*Supplied material*
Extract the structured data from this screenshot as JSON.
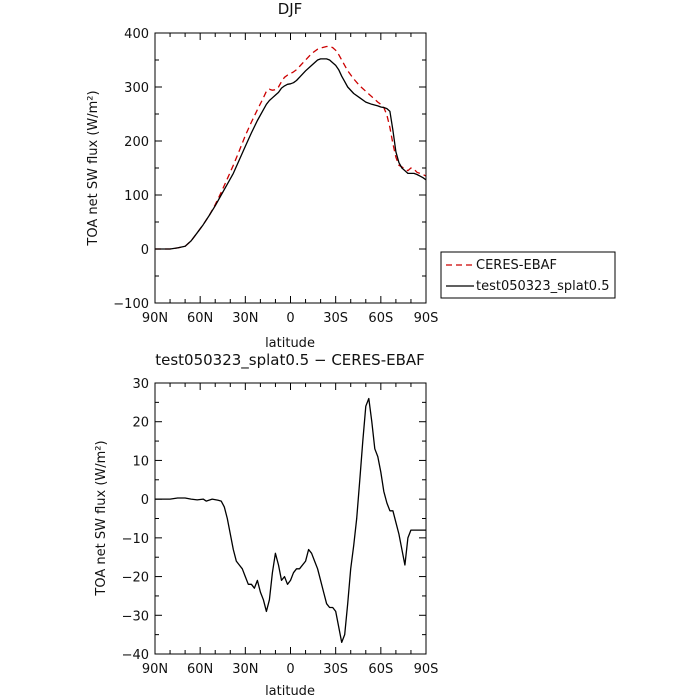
{
  "chart_data": [
    {
      "type": "line",
      "title": "DJF",
      "xlabel": "latitude",
      "ylabel": "TOA net SW flux (W/m²)",
      "xlim": [
        90,
        -90
      ],
      "ylim": [
        -100,
        400
      ],
      "xticks": [
        90,
        60,
        30,
        0,
        -30,
        -60,
        -90
      ],
      "xtick_labels": [
        "90N",
        "60N",
        "30N",
        "0",
        "30S",
        "60S",
        "90S"
      ],
      "yticks": [
        -100,
        0,
        100,
        200,
        300,
        400
      ],
      "ytick_labels": [
        "−100",
        "0",
        "100",
        "200",
        "300",
        "400"
      ],
      "legend": "right",
      "series": [
        {
          "name": "CERES-EBAF",
          "color": "#cc0000",
          "dash": "dashed",
          "x": [
            90,
            80,
            75,
            70,
            66,
            62,
            58,
            54,
            50,
            46,
            42,
            38,
            34,
            30,
            26,
            22,
            18,
            16,
            14,
            12,
            10,
            8,
            6,
            4,
            2,
            0,
            -2,
            -4,
            -6,
            -10,
            -14,
            -18,
            -20,
            -24,
            -26,
            -28,
            -30,
            -32,
            -34,
            -36,
            -38,
            -42,
            -46,
            -50,
            -54,
            -58,
            -60,
            -62,
            -64,
            -66,
            -68,
            -70,
            -72,
            -74,
            -76,
            -78,
            -80,
            -82,
            -84,
            -86,
            -88,
            -90
          ],
          "y": [
            0,
            0,
            2,
            5,
            15,
            30,
            45,
            62,
            82,
            105,
            130,
            155,
            182,
            210,
            235,
            258,
            280,
            292,
            296,
            294,
            295,
            300,
            310,
            318,
            322,
            325,
            328,
            332,
            338,
            350,
            362,
            370,
            372,
            375,
            375,
            373,
            368,
            360,
            350,
            340,
            330,
            315,
            302,
            292,
            282,
            272,
            268,
            262,
            248,
            225,
            195,
            170,
            155,
            152,
            148,
            145,
            150,
            148,
            142,
            140,
            138,
            135
          ]
        },
        {
          "name": "test050323_splat0.5",
          "color": "#000000",
          "dash": "solid",
          "x": [
            90,
            80,
            75,
            70,
            66,
            62,
            58,
            54,
            50,
            46,
            42,
            38,
            34,
            30,
            26,
            22,
            18,
            16,
            14,
            12,
            10,
            8,
            6,
            4,
            2,
            0,
            -2,
            -4,
            -6,
            -10,
            -14,
            -18,
            -20,
            -24,
            -26,
            -28,
            -30,
            -32,
            -34,
            -36,
            -38,
            -42,
            -46,
            -50,
            -54,
            -58,
            -60,
            -62,
            -64,
            -66,
            -68,
            -70,
            -72,
            -74,
            -76,
            -78,
            -80,
            -82,
            -84,
            -86,
            -88,
            -90
          ],
          "y": [
            0,
            0,
            2,
            5,
            15,
            30,
            45,
            62,
            80,
            100,
            120,
            140,
            165,
            190,
            215,
            238,
            258,
            268,
            275,
            280,
            285,
            290,
            298,
            302,
            305,
            306,
            308,
            312,
            318,
            330,
            340,
            350,
            352,
            352,
            350,
            345,
            340,
            332,
            320,
            310,
            300,
            288,
            280,
            272,
            268,
            265,
            263,
            262,
            260,
            255,
            220,
            180,
            160,
            150,
            145,
            140,
            140,
            140,
            138,
            135,
            132,
            128
          ]
        }
      ]
    },
    {
      "type": "line",
      "title": "test050323_splat0.5 − CERES-EBAF",
      "xlabel": "latitude",
      "ylabel": "TOA net SW flux (W/m²)",
      "xlim": [
        90,
        -90
      ],
      "ylim": [
        -40,
        30
      ],
      "xticks": [
        90,
        60,
        30,
        0,
        -30,
        -60,
        -90
      ],
      "xtick_labels": [
        "90N",
        "60N",
        "30N",
        "0",
        "30S",
        "60S",
        "90S"
      ],
      "yticks": [
        -40,
        -30,
        -20,
        -10,
        0,
        10,
        20,
        30
      ],
      "ytick_labels": [
        "−40",
        "−30",
        "−20",
        "−10",
        "0",
        "10",
        "20",
        "30"
      ],
      "series": [
        {
          "color": "#000000",
          "dash": "solid",
          "x": [
            90,
            80,
            75,
            70,
            66,
            62,
            58,
            56,
            52,
            48,
            46,
            44,
            42,
            40,
            38,
            36,
            34,
            32,
            30,
            28,
            26,
            24,
            22,
            20,
            18,
            16,
            14,
            12,
            10,
            8,
            6,
            4,
            2,
            0,
            -2,
            -4,
            -6,
            -10,
            -12,
            -14,
            -16,
            -18,
            -20,
            -22,
            -24,
            -26,
            -28,
            -30,
            -32,
            -34,
            -36,
            -38,
            -40,
            -42,
            -44,
            -46,
            -48,
            -50,
            -52,
            -54,
            -56,
            -58,
            -60,
            -62,
            -64,
            -66,
            -68,
            -70,
            -72,
            -74,
            -76,
            -78,
            -80,
            -82,
            -84,
            -86,
            -88,
            -90
          ],
          "y": [
            0,
            0,
            0.3,
            0.3,
            0,
            -0.2,
            0,
            -0.5,
            0,
            -0.3,
            -0.5,
            -2,
            -5,
            -9,
            -13,
            -16,
            -17,
            -18,
            -20,
            -22,
            -22,
            -23,
            -21,
            -24,
            -26,
            -29,
            -26,
            -19,
            -14,
            -17,
            -21,
            -20,
            -22,
            -21,
            -19,
            -18,
            -18,
            -16,
            -13,
            -14,
            -16,
            -18,
            -21,
            -24,
            -27,
            -28,
            -28,
            -29,
            -33,
            -37,
            -35,
            -27,
            -18,
            -12,
            -5,
            5,
            15,
            24,
            26,
            20,
            13,
            11,
            7,
            2,
            -1,
            -3,
            -3,
            -6,
            -9,
            -13,
            -17,
            -10,
            -8,
            -8,
            -8,
            -8,
            -8,
            -8
          ]
        }
      ]
    }
  ]
}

*Short problem*
Keep the pictures out and write out the records exactly.

*Result of this task*
Extract the structured data from this screenshot as JSON.
{
  "chart_data": [
    {
      "type": "line",
      "title": "DJF",
      "xlabel": "latitude",
      "ylabel": "TOA net SW flux (W/m²)",
      "xlim": [
        90,
        -90
      ],
      "ylim": [
        -100,
        400
      ],
      "xticks": [
        90,
        60,
        30,
        0,
        -30,
        -60,
        -90
      ],
      "xtick_labels": [
        "90N",
        "60N",
        "30N",
        "0",
        "30S",
        "60S",
        "90S"
      ],
      "yticks": [
        -100,
        0,
        100,
        200,
        300,
        400
      ],
      "ytick_labels": [
        "−100",
        "0",
        "100",
        "200",
        "300",
        "400"
      ],
      "legend": "right",
      "series": [
        {
          "name": "CERES-EBAF",
          "color": "#cc0000",
          "dash": "dashed",
          "x": [
            90,
            80,
            75,
            70,
            66,
            62,
            58,
            54,
            50,
            46,
            42,
            38,
            34,
            30,
            26,
            22,
            18,
            16,
            14,
            12,
            10,
            8,
            6,
            4,
            2,
            0,
            -2,
            -4,
            -6,
            -10,
            -14,
            -18,
            -20,
            -24,
            -26,
            -28,
            -30,
            -32,
            -34,
            -36,
            -38,
            -42,
            -46,
            -50,
            -54,
            -58,
            -60,
            -62,
            -64,
            -66,
            -68,
            -70,
            -72,
            -74,
            -76,
            -78,
            -80,
            -82,
            -84,
            -86,
            -88,
            -90
          ],
          "y": [
            0,
            0,
            2,
            5,
            15,
            30,
            45,
            62,
            82,
            105,
            130,
            155,
            182,
            210,
            235,
            258,
            280,
            292,
            296,
            294,
            295,
            300,
            310,
            318,
            322,
            325,
            328,
            332,
            338,
            350,
            362,
            370,
            372,
            375,
            375,
            373,
            368,
            360,
            350,
            340,
            330,
            315,
            302,
            292,
            282,
            272,
            268,
            262,
            248,
            225,
            195,
            170,
            155,
            152,
            148,
            145,
            150,
            148,
            142,
            140,
            138,
            135
          ]
        },
        {
          "name": "test050323_splat0.5",
          "color": "#000000",
          "dash": "solid",
          "x": [
            90,
            80,
            75,
            70,
            66,
            62,
            58,
            54,
            50,
            46,
            42,
            38,
            34,
            30,
            26,
            22,
            18,
            16,
            14,
            12,
            10,
            8,
            6,
            4,
            2,
            0,
            -2,
            -4,
            -6,
            -10,
            -14,
            -18,
            -20,
            -24,
            -26,
            -28,
            -30,
            -32,
            -34,
            -36,
            -38,
            -42,
            -46,
            -50,
            -54,
            -58,
            -60,
            -62,
            -64,
            -66,
            -68,
            -70,
            -72,
            -74,
            -76,
            -78,
            -80,
            -82,
            -84,
            -86,
            -88,
            -90
          ],
          "y": [
            0,
            0,
            2,
            5,
            15,
            30,
            45,
            62,
            80,
            100,
            120,
            140,
            165,
            190,
            215,
            238,
            258,
            268,
            275,
            280,
            285,
            290,
            298,
            302,
            305,
            306,
            308,
            312,
            318,
            330,
            340,
            350,
            352,
            352,
            350,
            345,
            340,
            332,
            320,
            310,
            300,
            288,
            280,
            272,
            268,
            265,
            263,
            262,
            260,
            255,
            220,
            180,
            160,
            150,
            145,
            140,
            140,
            140,
            138,
            135,
            132,
            128
          ]
        }
      ]
    },
    {
      "type": "line",
      "title": "test050323_splat0.5 − CERES-EBAF",
      "xlabel": "latitude",
      "ylabel": "TOA net SW flux (W/m²)",
      "xlim": [
        90,
        -90
      ],
      "ylim": [
        -40,
        30
      ],
      "xticks": [
        90,
        60,
        30,
        0,
        -30,
        -60,
        -90
      ],
      "xtick_labels": [
        "90N",
        "60N",
        "30N",
        "0",
        "30S",
        "60S",
        "90S"
      ],
      "yticks": [
        -40,
        -30,
        -20,
        -10,
        0,
        10,
        20,
        30
      ],
      "ytick_labels": [
        "−40",
        "−30",
        "−20",
        "−10",
        "0",
        "10",
        "20",
        "30"
      ],
      "series": [
        {
          "color": "#000000",
          "dash": "solid",
          "x": [
            90,
            80,
            75,
            70,
            66,
            62,
            58,
            56,
            52,
            48,
            46,
            44,
            42,
            40,
            38,
            36,
            34,
            32,
            30,
            28,
            26,
            24,
            22,
            20,
            18,
            16,
            14,
            12,
            10,
            8,
            6,
            4,
            2,
            0,
            -2,
            -4,
            -6,
            -10,
            -12,
            -14,
            -16,
            -18,
            -20,
            -22,
            -24,
            -26,
            -28,
            -30,
            -32,
            -34,
            -36,
            -38,
            -40,
            -42,
            -44,
            -46,
            -48,
            -50,
            -52,
            -54,
            -56,
            -58,
            -60,
            -62,
            -64,
            -66,
            -68,
            -70,
            -72,
            -74,
            -76,
            -78,
            -80,
            -82,
            -84,
            -86,
            -88,
            -90
          ],
          "y": [
            0,
            0,
            0.3,
            0.3,
            0,
            -0.2,
            0,
            -0.5,
            0,
            -0.3,
            -0.5,
            -2,
            -5,
            -9,
            -13,
            -16,
            -17,
            -18,
            -20,
            -22,
            -22,
            -23,
            -21,
            -24,
            -26,
            -29,
            -26,
            -19,
            -14,
            -17,
            -21,
            -20,
            -22,
            -21,
            -19,
            -18,
            -18,
            -16,
            -13,
            -14,
            -16,
            -18,
            -21,
            -24,
            -27,
            -28,
            -28,
            -29,
            -33,
            -37,
            -35,
            -27,
            -18,
            -12,
            -5,
            5,
            15,
            24,
            26,
            20,
            13,
            11,
            7,
            2,
            -1,
            -3,
            -3,
            -6,
            -9,
            -13,
            -17,
            -10,
            -8,
            -8,
            -8,
            -8,
            -8,
            -8
          ]
        }
      ]
    }
  ]
}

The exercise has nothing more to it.